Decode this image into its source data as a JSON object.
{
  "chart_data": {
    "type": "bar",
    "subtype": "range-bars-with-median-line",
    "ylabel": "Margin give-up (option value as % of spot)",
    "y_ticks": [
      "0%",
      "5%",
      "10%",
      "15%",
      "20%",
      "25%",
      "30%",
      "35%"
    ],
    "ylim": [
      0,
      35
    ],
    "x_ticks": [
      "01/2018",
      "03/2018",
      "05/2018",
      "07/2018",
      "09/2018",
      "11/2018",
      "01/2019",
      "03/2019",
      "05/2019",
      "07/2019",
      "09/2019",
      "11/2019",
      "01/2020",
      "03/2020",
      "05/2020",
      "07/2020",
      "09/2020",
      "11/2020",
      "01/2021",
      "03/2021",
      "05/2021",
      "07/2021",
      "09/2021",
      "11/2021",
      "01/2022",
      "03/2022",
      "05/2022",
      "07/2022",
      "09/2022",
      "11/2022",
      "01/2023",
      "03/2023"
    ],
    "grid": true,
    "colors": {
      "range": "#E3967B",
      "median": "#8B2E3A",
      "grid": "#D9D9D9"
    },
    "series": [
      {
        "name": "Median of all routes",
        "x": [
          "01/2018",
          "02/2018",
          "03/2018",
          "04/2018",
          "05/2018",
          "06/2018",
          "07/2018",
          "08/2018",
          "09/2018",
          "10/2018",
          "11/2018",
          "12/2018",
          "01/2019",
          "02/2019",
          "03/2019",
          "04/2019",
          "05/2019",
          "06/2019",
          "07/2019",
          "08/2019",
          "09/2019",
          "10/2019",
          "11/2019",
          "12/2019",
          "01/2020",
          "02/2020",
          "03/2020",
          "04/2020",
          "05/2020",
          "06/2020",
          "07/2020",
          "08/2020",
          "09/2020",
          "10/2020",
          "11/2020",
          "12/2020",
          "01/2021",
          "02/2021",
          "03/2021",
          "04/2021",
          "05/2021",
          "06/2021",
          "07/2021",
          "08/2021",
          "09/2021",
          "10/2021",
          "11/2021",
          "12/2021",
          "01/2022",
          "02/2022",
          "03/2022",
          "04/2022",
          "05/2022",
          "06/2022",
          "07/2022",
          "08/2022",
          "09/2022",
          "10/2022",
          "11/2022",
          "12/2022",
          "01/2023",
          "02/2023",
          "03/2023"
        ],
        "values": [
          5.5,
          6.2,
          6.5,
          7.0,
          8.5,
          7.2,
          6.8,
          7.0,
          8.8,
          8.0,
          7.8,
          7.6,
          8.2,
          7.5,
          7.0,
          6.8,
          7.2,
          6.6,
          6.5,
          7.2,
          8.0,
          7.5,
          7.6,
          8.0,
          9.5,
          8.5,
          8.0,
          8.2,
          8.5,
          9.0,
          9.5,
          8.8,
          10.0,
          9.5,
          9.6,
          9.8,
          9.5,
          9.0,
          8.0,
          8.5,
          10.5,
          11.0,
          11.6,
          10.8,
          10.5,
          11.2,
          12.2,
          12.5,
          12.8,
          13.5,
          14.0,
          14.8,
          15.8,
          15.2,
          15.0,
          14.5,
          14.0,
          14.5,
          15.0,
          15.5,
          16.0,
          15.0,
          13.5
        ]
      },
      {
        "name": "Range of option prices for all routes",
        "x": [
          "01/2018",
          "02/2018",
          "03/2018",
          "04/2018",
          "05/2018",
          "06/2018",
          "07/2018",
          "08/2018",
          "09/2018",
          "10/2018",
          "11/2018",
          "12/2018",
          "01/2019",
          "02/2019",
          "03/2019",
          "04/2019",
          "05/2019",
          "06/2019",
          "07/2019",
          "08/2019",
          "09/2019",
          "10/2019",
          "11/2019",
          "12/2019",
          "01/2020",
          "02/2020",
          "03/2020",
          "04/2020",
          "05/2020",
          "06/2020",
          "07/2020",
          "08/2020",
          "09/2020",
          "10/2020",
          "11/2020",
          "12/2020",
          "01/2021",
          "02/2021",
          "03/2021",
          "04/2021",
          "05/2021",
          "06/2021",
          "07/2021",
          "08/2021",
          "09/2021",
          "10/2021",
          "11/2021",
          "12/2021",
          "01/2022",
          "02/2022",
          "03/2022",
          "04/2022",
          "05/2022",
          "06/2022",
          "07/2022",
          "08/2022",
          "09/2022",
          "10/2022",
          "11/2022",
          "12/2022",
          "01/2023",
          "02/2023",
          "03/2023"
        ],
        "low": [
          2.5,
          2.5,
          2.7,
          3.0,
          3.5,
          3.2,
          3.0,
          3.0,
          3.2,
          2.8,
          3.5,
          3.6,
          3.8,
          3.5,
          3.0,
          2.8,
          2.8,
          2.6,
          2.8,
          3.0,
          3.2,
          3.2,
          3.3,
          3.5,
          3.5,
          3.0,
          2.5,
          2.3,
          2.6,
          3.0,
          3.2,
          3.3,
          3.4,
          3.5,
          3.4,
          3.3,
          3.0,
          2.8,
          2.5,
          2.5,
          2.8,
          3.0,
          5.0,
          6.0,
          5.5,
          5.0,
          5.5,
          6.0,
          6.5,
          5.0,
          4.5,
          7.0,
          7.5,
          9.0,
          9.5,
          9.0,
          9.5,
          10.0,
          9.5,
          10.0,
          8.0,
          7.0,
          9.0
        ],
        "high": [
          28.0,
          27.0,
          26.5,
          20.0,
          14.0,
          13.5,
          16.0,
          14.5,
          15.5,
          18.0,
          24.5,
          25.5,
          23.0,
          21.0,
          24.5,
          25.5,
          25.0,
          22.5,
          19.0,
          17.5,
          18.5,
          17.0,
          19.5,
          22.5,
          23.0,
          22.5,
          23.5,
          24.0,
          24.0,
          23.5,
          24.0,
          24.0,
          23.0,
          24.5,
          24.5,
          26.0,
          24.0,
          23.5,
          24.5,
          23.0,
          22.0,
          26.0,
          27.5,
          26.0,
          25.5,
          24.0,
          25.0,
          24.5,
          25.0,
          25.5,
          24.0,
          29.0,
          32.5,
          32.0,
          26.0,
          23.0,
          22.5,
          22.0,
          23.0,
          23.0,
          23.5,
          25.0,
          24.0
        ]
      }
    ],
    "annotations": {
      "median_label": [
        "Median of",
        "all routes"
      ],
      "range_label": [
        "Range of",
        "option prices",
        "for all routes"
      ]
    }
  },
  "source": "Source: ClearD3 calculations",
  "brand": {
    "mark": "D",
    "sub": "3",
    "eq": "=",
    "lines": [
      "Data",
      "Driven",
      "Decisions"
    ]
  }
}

**WRITTEN REQUEST:** All of the material above needs to be retyped word for word.

**EXERCISE SOLUTION:**
Decode this image into its source data as a JSON object.
{
  "chart_data": {
    "type": "bar",
    "subtype": "range-bars-with-median-line",
    "ylabel": "Margin give-up (option value as % of spot)",
    "y_ticks": [
      "0%",
      "5%",
      "10%",
      "15%",
      "20%",
      "25%",
      "30%",
      "35%"
    ],
    "ylim": [
      0,
      35
    ],
    "x_ticks": [
      "01/2018",
      "03/2018",
      "05/2018",
      "07/2018",
      "09/2018",
      "11/2018",
      "01/2019",
      "03/2019",
      "05/2019",
      "07/2019",
      "09/2019",
      "11/2019",
      "01/2020",
      "03/2020",
      "05/2020",
      "07/2020",
      "09/2020",
      "11/2020",
      "01/2021",
      "03/2021",
      "05/2021",
      "07/2021",
      "09/2021",
      "11/2021",
      "01/2022",
      "03/2022",
      "05/2022",
      "07/2022",
      "09/2022",
      "11/2022",
      "01/2023",
      "03/2023"
    ],
    "grid": true,
    "colors": {
      "range": "#E3967B",
      "median": "#8B2E3A",
      "grid": "#D9D9D9"
    },
    "series": [
      {
        "name": "Median of all routes",
        "x": [
          "01/2018",
          "02/2018",
          "03/2018",
          "04/2018",
          "05/2018",
          "06/2018",
          "07/2018",
          "08/2018",
          "09/2018",
          "10/2018",
          "11/2018",
          "12/2018",
          "01/2019",
          "02/2019",
          "03/2019",
          "04/2019",
          "05/2019",
          "06/2019",
          "07/2019",
          "08/2019",
          "09/2019",
          "10/2019",
          "11/2019",
          "12/2019",
          "01/2020",
          "02/2020",
          "03/2020",
          "04/2020",
          "05/2020",
          "06/2020",
          "07/2020",
          "08/2020",
          "09/2020",
          "10/2020",
          "11/2020",
          "12/2020",
          "01/2021",
          "02/2021",
          "03/2021",
          "04/2021",
          "05/2021",
          "06/2021",
          "07/2021",
          "08/2021",
          "09/2021",
          "10/2021",
          "11/2021",
          "12/2021",
          "01/2022",
          "02/2022",
          "03/2022",
          "04/2022",
          "05/2022",
          "06/2022",
          "07/2022",
          "08/2022",
          "09/2022",
          "10/2022",
          "11/2022",
          "12/2022",
          "01/2023",
          "02/2023",
          "03/2023"
        ],
        "values": [
          5.5,
          6.2,
          6.5,
          7.0,
          8.5,
          7.2,
          6.8,
          7.0,
          8.8,
          8.0,
          7.8,
          7.6,
          8.2,
          7.5,
          7.0,
          6.8,
          7.2,
          6.6,
          6.5,
          7.2,
          8.0,
          7.5,
          7.6,
          8.0,
          9.5,
          8.5,
          8.0,
          8.2,
          8.5,
          9.0,
          9.5,
          8.8,
          10.0,
          9.5,
          9.6,
          9.8,
          9.5,
          9.0,
          8.0,
          8.5,
          10.5,
          11.0,
          11.6,
          10.8,
          10.5,
          11.2,
          12.2,
          12.5,
          12.8,
          13.5,
          14.0,
          14.8,
          15.8,
          15.2,
          15.0,
          14.5,
          14.0,
          14.5,
          15.0,
          15.5,
          16.0,
          15.0,
          13.5
        ]
      },
      {
        "name": "Range of option prices for all routes",
        "x": [
          "01/2018",
          "02/2018",
          "03/2018",
          "04/2018",
          "05/2018",
          "06/2018",
          "07/2018",
          "08/2018",
          "09/2018",
          "10/2018",
          "11/2018",
          "12/2018",
          "01/2019",
          "02/2019",
          "03/2019",
          "04/2019",
          "05/2019",
          "06/2019",
          "07/2019",
          "08/2019",
          "09/2019",
          "10/2019",
          "11/2019",
          "12/2019",
          "01/2020",
          "02/2020",
          "03/2020",
          "04/2020",
          "05/2020",
          "06/2020",
          "07/2020",
          "08/2020",
          "09/2020",
          "10/2020",
          "11/2020",
          "12/2020",
          "01/2021",
          "02/2021",
          "03/2021",
          "04/2021",
          "05/2021",
          "06/2021",
          "07/2021",
          "08/2021",
          "09/2021",
          "10/2021",
          "11/2021",
          "12/2021",
          "01/2022",
          "02/2022",
          "03/2022",
          "04/2022",
          "05/2022",
          "06/2022",
          "07/2022",
          "08/2022",
          "09/2022",
          "10/2022",
          "11/2022",
          "12/2022",
          "01/2023",
          "02/2023",
          "03/2023"
        ],
        "low": [
          2.5,
          2.5,
          2.7,
          3.0,
          3.5,
          3.2,
          3.0,
          3.0,
          3.2,
          2.8,
          3.5,
          3.6,
          3.8,
          3.5,
          3.0,
          2.8,
          2.8,
          2.6,
          2.8,
          3.0,
          3.2,
          3.2,
          3.3,
          3.5,
          3.5,
          3.0,
          2.5,
          2.3,
          2.6,
          3.0,
          3.2,
          3.3,
          3.4,
          3.5,
          3.4,
          3.3,
          3.0,
          2.8,
          2.5,
          2.5,
          2.8,
          3.0,
          5.0,
          6.0,
          5.5,
          5.0,
          5.5,
          6.0,
          6.5,
          5.0,
          4.5,
          7.0,
          7.5,
          9.0,
          9.5,
          9.0,
          9.5,
          10.0,
          9.5,
          10.0,
          8.0,
          7.0,
          9.0
        ],
        "high": [
          28.0,
          27.0,
          26.5,
          20.0,
          14.0,
          13.5,
          16.0,
          14.5,
          15.5,
          18.0,
          24.5,
          25.5,
          23.0,
          21.0,
          24.5,
          25.5,
          25.0,
          22.5,
          19.0,
          17.5,
          18.5,
          17.0,
          19.5,
          22.5,
          23.0,
          22.5,
          23.5,
          24.0,
          24.0,
          23.5,
          24.0,
          24.0,
          23.0,
          24.5,
          24.5,
          26.0,
          24.0,
          23.5,
          24.5,
          23.0,
          22.0,
          26.0,
          27.5,
          26.0,
          25.5,
          24.0,
          25.0,
          24.5,
          25.0,
          25.5,
          24.0,
          29.0,
          32.5,
          32.0,
          26.0,
          23.0,
          22.5,
          22.0,
          23.0,
          23.0,
          23.5,
          25.0,
          24.0
        ]
      }
    ],
    "annotations": {
      "median_label": [
        "Median of",
        "all routes"
      ],
      "range_label": [
        "Range of",
        "option prices",
        "for all routes"
      ]
    }
  },
  "source": "Source: ClearD3 calculations",
  "brand": {
    "mark": "D",
    "sub": "3",
    "eq": "=",
    "lines": [
      "Data",
      "Driven",
      "Decisions"
    ]
  }
}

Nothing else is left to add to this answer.